Collected data
■ ■ ■ ■
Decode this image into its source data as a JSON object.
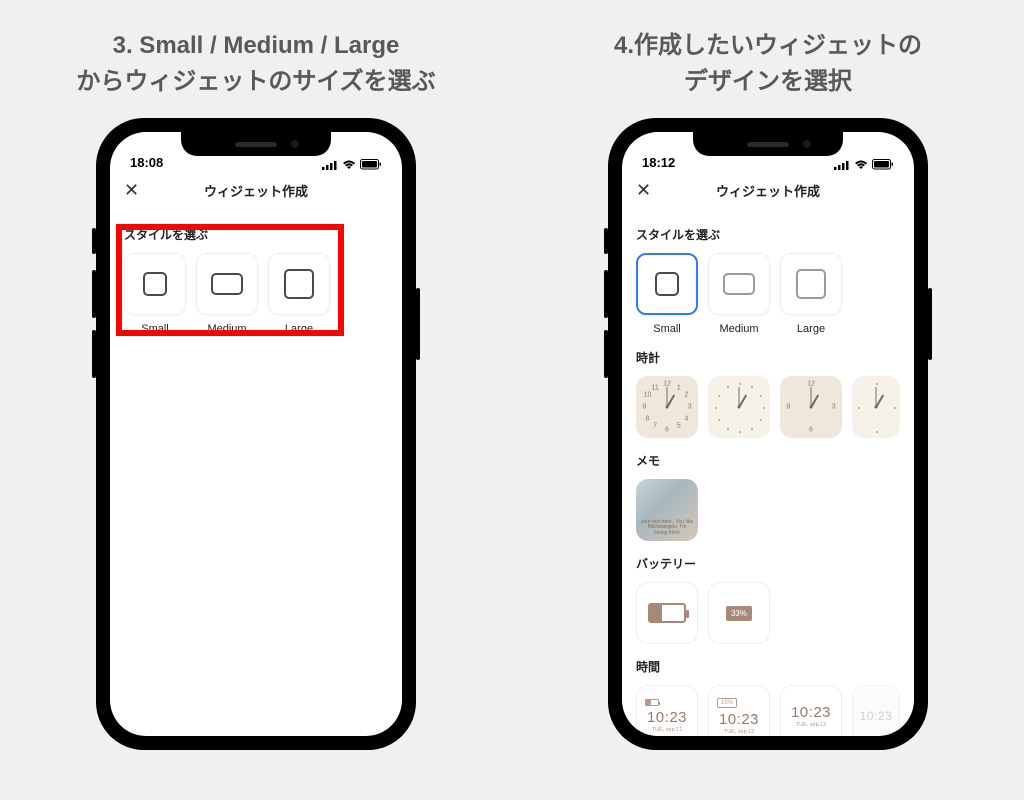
{
  "left": {
    "title_line1": "3. Small / Medium / Large",
    "title_line2": "からウィジェットのサイズを選ぶ",
    "phone": {
      "time": "18:08",
      "nav_title": "ウィジェット作成",
      "section_style": "スタイルを選ぶ",
      "sizes": [
        "Small",
        "Medium",
        "Large"
      ]
    }
  },
  "right": {
    "title_line1": "4.作成したいウィジェットの",
    "title_line2": "デザインを選択",
    "phone": {
      "time": "18:12",
      "nav_title": "ウィジェット作成",
      "section_style": "スタイルを選ぶ",
      "sizes": [
        "Small",
        "Medium",
        "Large"
      ],
      "section_clock": "時計",
      "section_memo": "メモ",
      "memo_text": "your text here.. You like Michelangelo, I'm loving Klimt",
      "section_battery": "バッテリー",
      "battery_pct": "33%",
      "section_time": "時間",
      "time_value": "10:23",
      "time_sub": "TUE, sep.12",
      "time_pct": "15%"
    }
  },
  "clock_numbers": [
    "12",
    "1",
    "2",
    "3",
    "4",
    "5",
    "6",
    "7",
    "8",
    "9",
    "10",
    "11"
  ]
}
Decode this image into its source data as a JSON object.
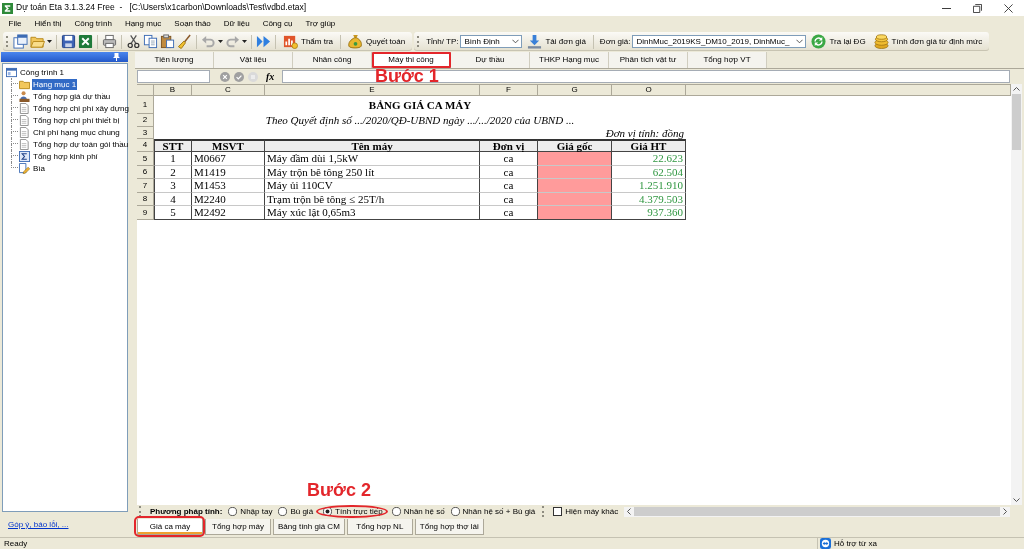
{
  "window": {
    "title": "Dự toán Eta 3.1.3.24 Free  -   [C:\\Users\\x1carbon\\Downloads\\Test\\vdbd.etax]"
  },
  "menu": [
    "File",
    "Hiển thị",
    "Công trình",
    "Hạng mục",
    "Soạn thảo",
    "Dữ liệu",
    "Công cụ",
    "Trợ giúp"
  ],
  "toolbar": {
    "buttons": [
      {
        "label": "Thẩm tra",
        "kind": "report"
      },
      {
        "label": "Quyết toán",
        "kind": "money"
      }
    ]
  },
  "price_toolbar": {
    "province_label": "Tỉnh/ TP:",
    "province": "Bình Định",
    "load_button": "Tải đơn giá",
    "price_label": "Đơn giá:",
    "price_set": "DinhMuc_2019KS_DM10_2019, DinhMuc_",
    "buttons": [
      {
        "label": "Tra lại ĐG",
        "kind": "refresh"
      },
      {
        "label": "Tính đơn giá từ định mức",
        "kind": "coins"
      }
    ]
  },
  "sidebar": {
    "tree": [
      {
        "label": "Công trình 1",
        "kind": "project",
        "selected": false,
        "children": [
          {
            "label": "Hạng mục 1",
            "kind": "folder",
            "selected": true
          },
          {
            "label": "Tổng hợp giá dự thầu",
            "kind": "team",
            "selected": false
          },
          {
            "label": "Tổng hợp chi phí xây dựng",
            "kind": "document",
            "selected": false
          },
          {
            "label": "Tổng hợp chi phí thiết bị",
            "kind": "document",
            "selected": false
          },
          {
            "label": "Chi phí hạng mục chung",
            "kind": "document",
            "selected": false
          },
          {
            "label": "Tổng hợp dự toán gói thầu",
            "kind": "document",
            "selected": false
          },
          {
            "label": "Tổng hợp kinh phí",
            "kind": "sum",
            "selected": false
          },
          {
            "label": "Bìa",
            "kind": "cover",
            "selected": false
          }
        ]
      }
    ],
    "feedback_link": "Góp ý, báo lỗi, ..."
  },
  "tabs": [
    {
      "label": "Tiên lượng",
      "selected": false,
      "highlighted": false
    },
    {
      "label": "Vật liệu",
      "selected": false,
      "highlighted": false
    },
    {
      "label": "Nhân công",
      "selected": false,
      "highlighted": false
    },
    {
      "label": "Máy thi công",
      "selected": true,
      "highlighted": true,
      "callout": "Bước 1"
    },
    {
      "label": "Dự thầu",
      "selected": false,
      "highlighted": false
    },
    {
      "label": "THKP Hạng mục",
      "selected": false,
      "highlighted": false
    },
    {
      "label": "Phân tích vật tư",
      "selected": false,
      "highlighted": false
    },
    {
      "label": "Tổng hợp VT",
      "selected": false,
      "highlighted": false
    }
  ],
  "formula_bar": {
    "function_label": "fx"
  },
  "sheet": {
    "columns": [
      "B",
      "C",
      "E",
      "F",
      "G",
      "O"
    ],
    "row_numbers": [
      "1",
      "2",
      "3",
      "4",
      "5",
      "6",
      "7",
      "8",
      "9"
    ],
    "title": "BẢNG GIÁ CA MÁY",
    "subtitle": "Theo Quyết định số .../2020/QĐ-UBND ngày .../.../2020 của UBND ...",
    "unit_note": "Đơn vị tính: đồng",
    "header": [
      "STT",
      "MSVT",
      "Tên máy",
      "Đơn vị",
      "Giá gốc",
      "Giá HT"
    ],
    "rows": [
      {
        "stt": "1",
        "code": "M0667",
        "name": "Máy đầm dùi 1,5kW",
        "unit": "ca",
        "current_price": "22.623"
      },
      {
        "stt": "2",
        "code": "M1419",
        "name": "Máy trộn bê tông 250 lít",
        "unit": "ca",
        "current_price": "62.504"
      },
      {
        "stt": "3",
        "code": "M1453",
        "name": "Máy ủi 110CV",
        "unit": "ca",
        "current_price": "1.251.910"
      },
      {
        "stt": "4",
        "code": "M2240",
        "name": "Trạm trộn bê tông ≤ 25T/h",
        "unit": "ca",
        "current_price": "4.379.503"
      },
      {
        "stt": "5",
        "code": "M2492",
        "name": "Máy xúc lật 0,65m3",
        "unit": "ca",
        "current_price": "937.360"
      }
    ]
  },
  "calc_method": {
    "label": "Phương pháp tính:",
    "options": [
      {
        "label": "Nhập tay",
        "selected": false,
        "highlighted": false
      },
      {
        "label": "Bù giá",
        "selected": false,
        "highlighted": false
      },
      {
        "label": "Tính trực tiếp",
        "selected": true,
        "highlighted": true,
        "callout": "Bước 2"
      },
      {
        "label": "Nhân hệ số",
        "selected": false,
        "highlighted": false
      },
      {
        "label": "Nhân hệ số + Bù giá",
        "selected": false,
        "highlighted": false
      }
    ],
    "show_other": {
      "label": "Hiện máy khác",
      "checked": false
    }
  },
  "sheet_tabs": [
    {
      "label": "Giá ca máy",
      "selected": true,
      "highlighted": true
    },
    {
      "label": "Tổng hợp máy",
      "selected": false,
      "highlighted": false
    },
    {
      "label": "Bảng tính giá CM",
      "selected": false,
      "highlighted": false
    },
    {
      "label": "Tổng hợp NL",
      "selected": false,
      "highlighted": false
    },
    {
      "label": "Tổng hợp thợ lái",
      "selected": false,
      "highlighted": false
    }
  ],
  "status_bar": {
    "status": "Ready",
    "remote_support": "Hỗ trợ từ xa"
  }
}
■ ■ ■ ■
#### Exercise prompt:
The records above need to be restated word for word, with the pictures left out.

#### Output of the exercise:
Decode this image into its source data as a JSON object.
{
  "left": {
    "title_line1": "3. Small / Medium / Large",
    "title_line2": "からウィジェットのサイズを選ぶ",
    "phone": {
      "time": "18:08",
      "nav_title": "ウィジェット作成",
      "section_style": "スタイルを選ぶ",
      "sizes": [
        "Small",
        "Medium",
        "Large"
      ]
    }
  },
  "right": {
    "title_line1": "4.作成したいウィジェットの",
    "title_line2": "デザインを選択",
    "phone": {
      "time": "18:12",
      "nav_title": "ウィジェット作成",
      "section_style": "スタイルを選ぶ",
      "sizes": [
        "Small",
        "Medium",
        "Large"
      ],
      "section_clock": "時計",
      "section_memo": "メモ",
      "memo_text": "your text here.. You like Michelangelo, I'm loving Klimt",
      "section_battery": "バッテリー",
      "battery_pct": "33%",
      "section_time": "時間",
      "time_value": "10:23",
      "time_sub": "TUE, sep.12",
      "time_pct": "15%"
    }
  },
  "clock_numbers": [
    "12",
    "1",
    "2",
    "3",
    "4",
    "5",
    "6",
    "7",
    "8",
    "9",
    "10",
    "11"
  ]
}
Decode this image into its source data as a JSON object.
{
  "window": {
    "title": "Dự toán Eta 3.1.3.24 Free  -   [C:\\Users\\x1carbon\\Downloads\\Test\\vdbd.etax]"
  },
  "menu": [
    "File",
    "Hiển thị",
    "Công trình",
    "Hạng mục",
    "Soạn thảo",
    "Dữ liệu",
    "Công cụ",
    "Trợ giúp"
  ],
  "toolbar": {
    "buttons": [
      {
        "label": "Thẩm tra",
        "kind": "report"
      },
      {
        "label": "Quyết toán",
        "kind": "money"
      }
    ]
  },
  "price_toolbar": {
    "province_label": "Tỉnh/ TP:",
    "province": "Bình Định",
    "load_button": "Tải đơn giá",
    "price_label": "Đơn giá:",
    "price_set": "DinhMuc_2019KS_DM10_2019, DinhMuc_",
    "buttons": [
      {
        "label": "Tra lại ĐG",
        "kind": "refresh"
      },
      {
        "label": "Tính đơn giá từ định mức",
        "kind": "coins"
      }
    ]
  },
  "sidebar": {
    "tree": [
      {
        "label": "Công trình 1",
        "kind": "project",
        "selected": false,
        "children": [
          {
            "label": "Hạng mục 1",
            "kind": "folder",
            "selected": true
          },
          {
            "label": "Tổng hợp giá dự thầu",
            "kind": "team",
            "selected": false
          },
          {
            "label": "Tổng hợp chi phí xây dựng",
            "kind": "document",
            "selected": false
          },
          {
            "label": "Tổng hợp chi phí thiết bị",
            "kind": "document",
            "selected": false
          },
          {
            "label": "Chi phí hạng mục chung",
            "kind": "document",
            "selected": false
          },
          {
            "label": "Tổng hợp dự toán gói thầu",
            "kind": "document",
            "selected": false
          },
          {
            "label": "Tổng hợp kinh phí",
            "kind": "sum",
            "selected": false
          },
          {
            "label": "Bìa",
            "kind": "cover",
            "selected": false
          }
        ]
      }
    ],
    "feedback_link": "Góp ý, báo lỗi, ..."
  },
  "tabs": [
    {
      "label": "Tiên lượng",
      "selected": false,
      "highlighted": false
    },
    {
      "label": "Vật liệu",
      "selected": false,
      "highlighted": false
    },
    {
      "label": "Nhân công",
      "selected": false,
      "highlighted": false
    },
    {
      "label": "Máy thi công",
      "selected": true,
      "highlighted": true,
      "callout": "Bước 1"
    },
    {
      "label": "Dự thầu",
      "selected": false,
      "highlighted": false
    },
    {
      "label": "THKP Hạng mục",
      "selected": false,
      "highlighted": false
    },
    {
      "label": "Phân tích vật tư",
      "selected": false,
      "highlighted": false
    },
    {
      "label": "Tổng hợp VT",
      "selected": false,
      "highlighted": false
    }
  ],
  "formula_bar": {
    "function_label": "fx"
  },
  "sheet": {
    "columns": [
      "B",
      "C",
      "E",
      "F",
      "G",
      "O"
    ],
    "row_numbers": [
      "1",
      "2",
      "3",
      "4",
      "5",
      "6",
      "7",
      "8",
      "9"
    ],
    "title": "BẢNG GIÁ CA MÁY",
    "subtitle": "Theo Quyết định số .../2020/QĐ-UBND ngày .../.../2020 của UBND ...",
    "unit_note": "Đơn vị tính: đồng",
    "header": [
      "STT",
      "MSVT",
      "Tên máy",
      "Đơn vị",
      "Giá gốc",
      "Giá HT"
    ],
    "rows": [
      {
        "stt": "1",
        "code": "M0667",
        "name": "Máy đầm dùi 1,5kW",
        "unit": "ca",
        "current_price": "22.623"
      },
      {
        "stt": "2",
        "code": "M1419",
        "name": "Máy trộn bê tông 250 lít",
        "unit": "ca",
        "current_price": "62.504"
      },
      {
        "stt": "3",
        "code": "M1453",
        "name": "Máy ủi 110CV",
        "unit": "ca",
        "current_price": "1.251.910"
      },
      {
        "stt": "4",
        "code": "M2240",
        "name": "Trạm trộn bê tông ≤ 25T/h",
        "unit": "ca",
        "current_price": "4.379.503"
      },
      {
        "stt": "5",
        "code": "M2492",
        "name": "Máy xúc lật 0,65m3",
        "unit": "ca",
        "current_price": "937.360"
      }
    ]
  },
  "calc_method": {
    "label": "Phương pháp tính:",
    "options": [
      {
        "label": "Nhập tay",
        "selected": false,
        "highlighted": false
      },
      {
        "label": "Bù giá",
        "selected": false,
        "highlighted": false
      },
      {
        "label": "Tính trực tiếp",
        "selected": true,
        "highlighted": true,
        "callout": "Bước 2"
      },
      {
        "label": "Nhân hệ số",
        "selected": false,
        "highlighted": false
      },
      {
        "label": "Nhân hệ số + Bù giá",
        "selected": false,
        "highlighted": false
      }
    ],
    "show_other": {
      "label": "Hiện máy khác",
      "checked": false
    }
  },
  "sheet_tabs": [
    {
      "label": "Giá ca máy",
      "selected": true,
      "highlighted": true
    },
    {
      "label": "Tổng hợp máy",
      "selected": false,
      "highlighted": false
    },
    {
      "label": "Bảng tính giá CM",
      "selected": false,
      "highlighted": false
    },
    {
      "label": "Tổng hợp NL",
      "selected": false,
      "highlighted": false
    },
    {
      "label": "Tổng hợp thợ lái",
      "selected": false,
      "highlighted": false
    }
  ],
  "status_bar": {
    "status": "Ready",
    "remote_support": "Hỗ trợ từ xa"
  }
}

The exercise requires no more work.